=== Data for processing ===
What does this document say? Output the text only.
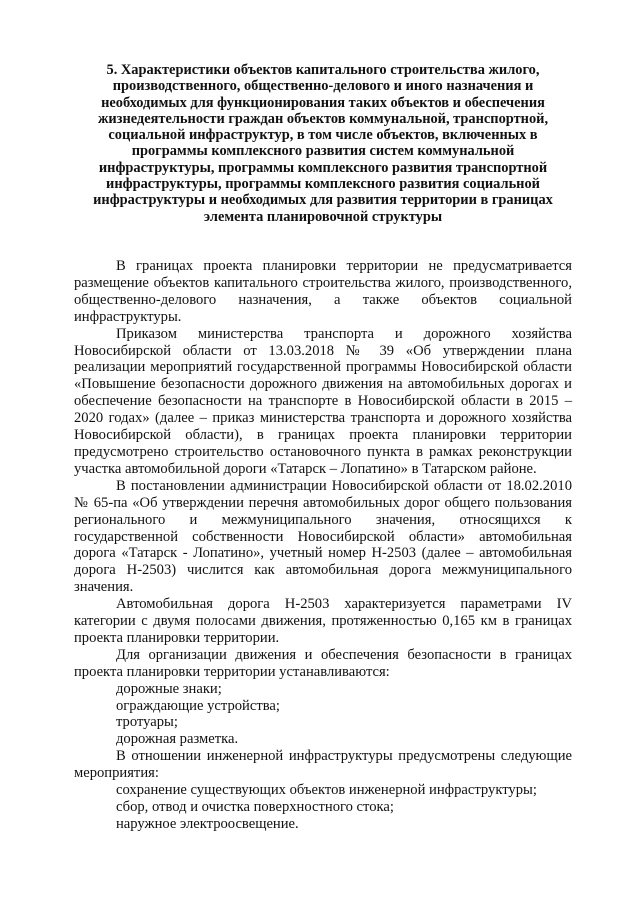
5. Характеристики объектов капитального строительства жилого, производственного, общественно-делового и иного назначения и необходимых для функционирования таких объектов и обеспечения жизнедеятельности граждан объектов коммунальной, транспортной, социальной инфраструктур, в том числе объектов, включенных в программы комплексного развития систем коммунальной инфраструктуры, программы комплексного развития транспортной инфраструктуры, программы комплексного развития социальной инфраструктуры и необходимых для развития территории в границах элемента планировочной структуры

В границах проекта планировки территории не предусматривается размещение объектов капитального строительства жилого, производственного, общественно-делового назначения, а также объектов социальной инфраструктуры.

Приказом министерства транспорта и дорожного хозяйства Новосибирской области от 13.03.2018 № 39 «Об утверждении плана реализации мероприятий государственной программы Новосибирской области «Повышение безопасности дорожного движения на автомобильных дорогах и обеспечение безопасности на транспорте в Новосибирской области в 2015 – 2020 годах» (далее – приказ министерства транспорта и дорожного хозяйства Новосибирской области), в границах проекта планировки территории предусмотрено строительство остановочного пункта в рамках реконструкции участка автомобильной дороги «Татарск – Лопатино» в Татарском районе.

В постановлении администрации Новосибирской области от 18.02.2010 № 65-па «Об утверждении перечня автомобильных дорог общего пользования регионального и межмуниципального значения, относящихся к государственной собственности Новосибирской области» автомобильная дорога «Татарск - Лопатино», учетный номер Н-2503 (далее – автомобильная дорога Н-2503) числится как автомобильная дорога межмуниципального значения.

Автомобильная дорога Н-2503 характеризуется параметрами IV категории с двумя полосами движения, протяженностью 0,165 км в границах проекта планировки территории.

Для организации движения и обеспечения безопасности в границах проекта планировки территории устанавливаются:

дорожные знаки;

ограждающие устройства;

тротуары;

дорожная разметка.

В отношении инженерной инфраструктуры предусмотрены следующие мероприятия:

сохранение существующих объектов инженерной инфраструктуры;

сбор, отвод и очистка поверхностного стока;

наружное электроосвещение.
===
§ **Goal**: Transcribe the records word for word and include no pictures.

§ **The completed task**:
What does this document say? Output the text only.
5. Характеристики объектов капитального строительства жилого, производственного, общественно-делового и иного назначения и необходимых для функционирования таких объектов и обеспечения жизнедеятельности граждан объектов коммунальной, транспортной, социальной инфраструктур, в том числе объектов, включенных в программы комплексного развития систем коммунальной инфраструктуры, программы комплексного развития транспортной инфраструктуры, программы комплексного развития социальной инфраструктуры и необходимых для развития территории в границах элемента планировочной структуры

В границах проекта планировки территории не предусматривается размещение объектов капитального строительства жилого, производственного, общественно-делового назначения, а также объектов социальной инфраструктуры.

Приказом министерства транспорта и дорожного хозяйства Новосибирской области от 13.03.2018 № 39 «Об утверждении плана реализации мероприятий государственной программы Новосибирской области «Повышение безопасности дорожного движения на автомобильных дорогах и обеспечение безопасности на транспорте в Новосибирской области в 2015 – 2020 годах» (далее – приказ министерства транспорта и дорожного хозяйства Новосибирской области), в границах проекта планировки территории предусмотрено строительство остановочного пункта в рамках реконструкции участка автомобильной дороги «Татарск – Лопатино» в Татарском районе.

В постановлении администрации Новосибирской области от 18.02.2010 № 65-па «Об утверждении перечня автомобильных дорог общего пользования регионального и межмуниципального значения, относящихся к государственной собственности Новосибирской области» автомобильная дорога «Татарск - Лопатино», учетный номер Н-2503 (далее – автомобильная дорога Н-2503) числится как автомобильная дорога межмуниципального значения.

Автомобильная дорога Н-2503 характеризуется параметрами IV категории с двумя полосами движения, протяженностью 0,165 км в границах проекта планировки территории.

Для организации движения и обеспечения безопасности в границах проекта планировки территории устанавливаются:

дорожные знаки;

ограждающие устройства;

тротуары;

дорожная разметка.

В отношении инженерной инфраструктуры предусмотрены следующие мероприятия:

сохранение существующих объектов инженерной инфраструктуры;

сбор, отвод и очистка поверхностного стока;

наружное электроосвещение.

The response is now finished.